EXERCISE DETAILS. Gather all lines in the entries below that include the word "Open".

+++ ROWS +++

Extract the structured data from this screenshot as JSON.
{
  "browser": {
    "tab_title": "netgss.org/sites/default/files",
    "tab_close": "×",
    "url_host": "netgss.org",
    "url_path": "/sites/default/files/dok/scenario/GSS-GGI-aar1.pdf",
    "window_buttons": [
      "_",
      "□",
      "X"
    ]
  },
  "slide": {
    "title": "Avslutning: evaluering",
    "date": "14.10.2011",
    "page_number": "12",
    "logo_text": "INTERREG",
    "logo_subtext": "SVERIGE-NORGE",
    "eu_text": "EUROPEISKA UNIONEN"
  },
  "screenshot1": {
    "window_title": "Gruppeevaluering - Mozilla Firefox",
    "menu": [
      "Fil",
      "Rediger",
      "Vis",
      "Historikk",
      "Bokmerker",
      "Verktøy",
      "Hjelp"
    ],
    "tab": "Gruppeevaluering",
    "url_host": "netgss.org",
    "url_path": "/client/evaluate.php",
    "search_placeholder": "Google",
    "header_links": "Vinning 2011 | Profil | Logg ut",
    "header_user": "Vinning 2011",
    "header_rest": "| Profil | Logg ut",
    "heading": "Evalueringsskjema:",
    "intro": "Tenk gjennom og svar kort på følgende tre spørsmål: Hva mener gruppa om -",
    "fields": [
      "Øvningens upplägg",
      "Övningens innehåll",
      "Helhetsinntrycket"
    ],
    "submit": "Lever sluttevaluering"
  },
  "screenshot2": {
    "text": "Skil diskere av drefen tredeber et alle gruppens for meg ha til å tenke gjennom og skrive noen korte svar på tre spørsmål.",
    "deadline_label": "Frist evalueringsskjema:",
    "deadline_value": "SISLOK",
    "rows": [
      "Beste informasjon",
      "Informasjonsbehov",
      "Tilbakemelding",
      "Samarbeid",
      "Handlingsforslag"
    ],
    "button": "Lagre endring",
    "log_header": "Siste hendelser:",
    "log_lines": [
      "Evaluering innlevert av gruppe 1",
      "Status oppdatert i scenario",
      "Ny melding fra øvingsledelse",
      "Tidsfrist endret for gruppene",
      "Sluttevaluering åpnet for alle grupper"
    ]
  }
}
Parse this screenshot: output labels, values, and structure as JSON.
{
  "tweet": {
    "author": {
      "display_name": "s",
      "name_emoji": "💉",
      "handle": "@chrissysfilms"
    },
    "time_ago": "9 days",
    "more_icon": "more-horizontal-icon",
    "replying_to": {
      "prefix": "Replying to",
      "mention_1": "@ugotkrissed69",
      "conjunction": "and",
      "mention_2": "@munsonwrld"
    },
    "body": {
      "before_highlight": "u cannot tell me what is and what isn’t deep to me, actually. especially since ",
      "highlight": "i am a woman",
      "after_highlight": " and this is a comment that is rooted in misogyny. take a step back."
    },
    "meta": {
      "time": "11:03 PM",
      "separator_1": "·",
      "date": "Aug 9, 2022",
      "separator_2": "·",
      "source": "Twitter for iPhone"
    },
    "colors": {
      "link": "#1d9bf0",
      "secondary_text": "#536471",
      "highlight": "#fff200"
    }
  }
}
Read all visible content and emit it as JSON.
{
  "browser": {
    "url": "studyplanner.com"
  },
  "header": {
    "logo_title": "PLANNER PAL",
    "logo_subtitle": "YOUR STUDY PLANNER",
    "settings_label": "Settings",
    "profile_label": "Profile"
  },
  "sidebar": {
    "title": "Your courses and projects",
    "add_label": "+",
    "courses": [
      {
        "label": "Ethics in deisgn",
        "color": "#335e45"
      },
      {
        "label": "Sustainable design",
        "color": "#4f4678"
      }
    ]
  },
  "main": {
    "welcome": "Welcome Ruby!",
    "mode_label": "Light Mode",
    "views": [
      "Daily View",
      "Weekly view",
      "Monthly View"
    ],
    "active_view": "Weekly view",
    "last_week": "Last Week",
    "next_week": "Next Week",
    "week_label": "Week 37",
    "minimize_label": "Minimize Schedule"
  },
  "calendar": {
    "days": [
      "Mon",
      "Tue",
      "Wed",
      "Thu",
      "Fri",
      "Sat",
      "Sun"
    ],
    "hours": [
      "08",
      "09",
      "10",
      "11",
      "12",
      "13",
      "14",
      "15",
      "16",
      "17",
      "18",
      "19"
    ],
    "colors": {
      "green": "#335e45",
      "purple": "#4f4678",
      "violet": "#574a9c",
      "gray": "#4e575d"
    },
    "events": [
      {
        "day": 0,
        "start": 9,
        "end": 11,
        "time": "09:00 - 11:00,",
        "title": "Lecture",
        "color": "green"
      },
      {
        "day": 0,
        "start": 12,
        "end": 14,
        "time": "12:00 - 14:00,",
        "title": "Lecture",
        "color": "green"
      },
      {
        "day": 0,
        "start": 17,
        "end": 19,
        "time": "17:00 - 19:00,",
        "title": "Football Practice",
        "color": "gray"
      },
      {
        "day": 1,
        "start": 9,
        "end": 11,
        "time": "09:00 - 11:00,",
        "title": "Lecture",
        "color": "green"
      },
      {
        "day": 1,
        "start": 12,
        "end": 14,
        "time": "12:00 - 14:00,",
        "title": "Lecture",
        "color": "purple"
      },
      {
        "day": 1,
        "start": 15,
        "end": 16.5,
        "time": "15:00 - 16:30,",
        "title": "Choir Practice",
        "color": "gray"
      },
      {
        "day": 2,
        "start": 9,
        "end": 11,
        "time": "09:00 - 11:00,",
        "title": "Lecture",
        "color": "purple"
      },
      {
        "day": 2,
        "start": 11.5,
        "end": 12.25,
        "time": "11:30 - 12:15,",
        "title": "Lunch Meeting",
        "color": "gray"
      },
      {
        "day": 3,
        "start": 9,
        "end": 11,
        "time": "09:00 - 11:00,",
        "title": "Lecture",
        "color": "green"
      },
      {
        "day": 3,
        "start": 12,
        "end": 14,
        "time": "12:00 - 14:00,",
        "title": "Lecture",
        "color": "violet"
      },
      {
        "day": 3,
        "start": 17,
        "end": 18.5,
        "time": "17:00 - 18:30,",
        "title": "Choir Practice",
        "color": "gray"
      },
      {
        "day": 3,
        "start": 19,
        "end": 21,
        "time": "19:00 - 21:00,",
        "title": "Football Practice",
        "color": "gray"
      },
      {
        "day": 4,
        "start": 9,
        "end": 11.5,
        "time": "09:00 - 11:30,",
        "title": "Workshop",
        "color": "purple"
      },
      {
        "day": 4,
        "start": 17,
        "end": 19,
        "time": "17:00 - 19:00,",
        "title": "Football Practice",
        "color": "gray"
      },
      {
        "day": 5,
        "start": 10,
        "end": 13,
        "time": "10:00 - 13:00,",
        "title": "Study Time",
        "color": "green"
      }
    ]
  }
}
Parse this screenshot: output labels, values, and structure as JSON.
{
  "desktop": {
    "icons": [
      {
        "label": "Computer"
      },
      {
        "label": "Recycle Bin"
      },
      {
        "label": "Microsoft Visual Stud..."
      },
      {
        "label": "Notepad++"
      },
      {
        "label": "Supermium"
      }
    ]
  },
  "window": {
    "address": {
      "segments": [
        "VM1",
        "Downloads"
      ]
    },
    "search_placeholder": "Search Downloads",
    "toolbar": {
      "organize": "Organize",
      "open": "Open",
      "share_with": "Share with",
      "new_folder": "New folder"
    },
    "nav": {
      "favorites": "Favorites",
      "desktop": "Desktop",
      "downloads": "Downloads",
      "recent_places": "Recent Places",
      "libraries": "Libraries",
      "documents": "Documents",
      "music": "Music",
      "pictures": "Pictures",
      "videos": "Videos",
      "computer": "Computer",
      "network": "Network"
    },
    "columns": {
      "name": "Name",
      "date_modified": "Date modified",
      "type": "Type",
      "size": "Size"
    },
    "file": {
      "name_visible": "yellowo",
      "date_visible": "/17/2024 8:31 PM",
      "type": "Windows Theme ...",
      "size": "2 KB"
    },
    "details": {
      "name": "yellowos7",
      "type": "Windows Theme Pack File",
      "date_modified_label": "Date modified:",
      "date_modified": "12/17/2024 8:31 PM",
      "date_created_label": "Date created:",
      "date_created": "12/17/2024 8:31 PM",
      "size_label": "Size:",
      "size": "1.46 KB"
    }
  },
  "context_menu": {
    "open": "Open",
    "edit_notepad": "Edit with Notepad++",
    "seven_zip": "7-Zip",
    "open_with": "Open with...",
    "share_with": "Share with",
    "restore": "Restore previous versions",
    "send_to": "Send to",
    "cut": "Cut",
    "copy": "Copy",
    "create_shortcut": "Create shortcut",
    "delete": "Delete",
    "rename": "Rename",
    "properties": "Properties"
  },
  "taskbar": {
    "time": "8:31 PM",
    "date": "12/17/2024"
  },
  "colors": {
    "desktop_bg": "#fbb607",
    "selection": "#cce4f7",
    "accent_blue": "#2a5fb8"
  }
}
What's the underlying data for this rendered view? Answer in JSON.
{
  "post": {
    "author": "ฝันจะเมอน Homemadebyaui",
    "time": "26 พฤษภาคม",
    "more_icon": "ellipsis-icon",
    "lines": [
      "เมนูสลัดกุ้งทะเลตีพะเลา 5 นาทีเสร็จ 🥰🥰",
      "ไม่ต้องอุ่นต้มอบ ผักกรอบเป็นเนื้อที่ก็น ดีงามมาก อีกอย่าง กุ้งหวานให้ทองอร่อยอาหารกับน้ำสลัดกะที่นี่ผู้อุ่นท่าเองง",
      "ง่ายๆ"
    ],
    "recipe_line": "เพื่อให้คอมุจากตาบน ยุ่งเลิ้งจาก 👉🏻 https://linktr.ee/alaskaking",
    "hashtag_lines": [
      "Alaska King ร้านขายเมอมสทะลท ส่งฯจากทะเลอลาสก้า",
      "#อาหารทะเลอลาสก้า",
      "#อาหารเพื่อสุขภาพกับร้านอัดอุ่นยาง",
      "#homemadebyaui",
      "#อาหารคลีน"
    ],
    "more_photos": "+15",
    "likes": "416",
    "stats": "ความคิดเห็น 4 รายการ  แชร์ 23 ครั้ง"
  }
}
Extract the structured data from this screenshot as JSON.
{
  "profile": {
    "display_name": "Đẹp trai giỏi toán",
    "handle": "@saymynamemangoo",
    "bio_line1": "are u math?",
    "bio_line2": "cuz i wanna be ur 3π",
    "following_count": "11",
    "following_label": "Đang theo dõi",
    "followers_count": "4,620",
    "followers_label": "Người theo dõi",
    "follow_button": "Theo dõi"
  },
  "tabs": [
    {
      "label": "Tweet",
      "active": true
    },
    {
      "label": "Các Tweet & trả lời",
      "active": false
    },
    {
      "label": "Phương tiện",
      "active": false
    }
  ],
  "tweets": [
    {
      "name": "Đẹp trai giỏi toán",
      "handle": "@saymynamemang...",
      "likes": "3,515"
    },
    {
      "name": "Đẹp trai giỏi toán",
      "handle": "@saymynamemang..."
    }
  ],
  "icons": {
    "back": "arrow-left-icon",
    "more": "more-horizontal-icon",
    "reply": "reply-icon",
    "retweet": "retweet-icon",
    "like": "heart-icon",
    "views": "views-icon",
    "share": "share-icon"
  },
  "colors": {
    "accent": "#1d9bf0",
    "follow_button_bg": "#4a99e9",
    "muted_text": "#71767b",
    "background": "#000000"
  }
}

+++

RESULT OF THIS TASK.
      "open": "Open",
    "open": "Open",
    "open_with": "Open with...",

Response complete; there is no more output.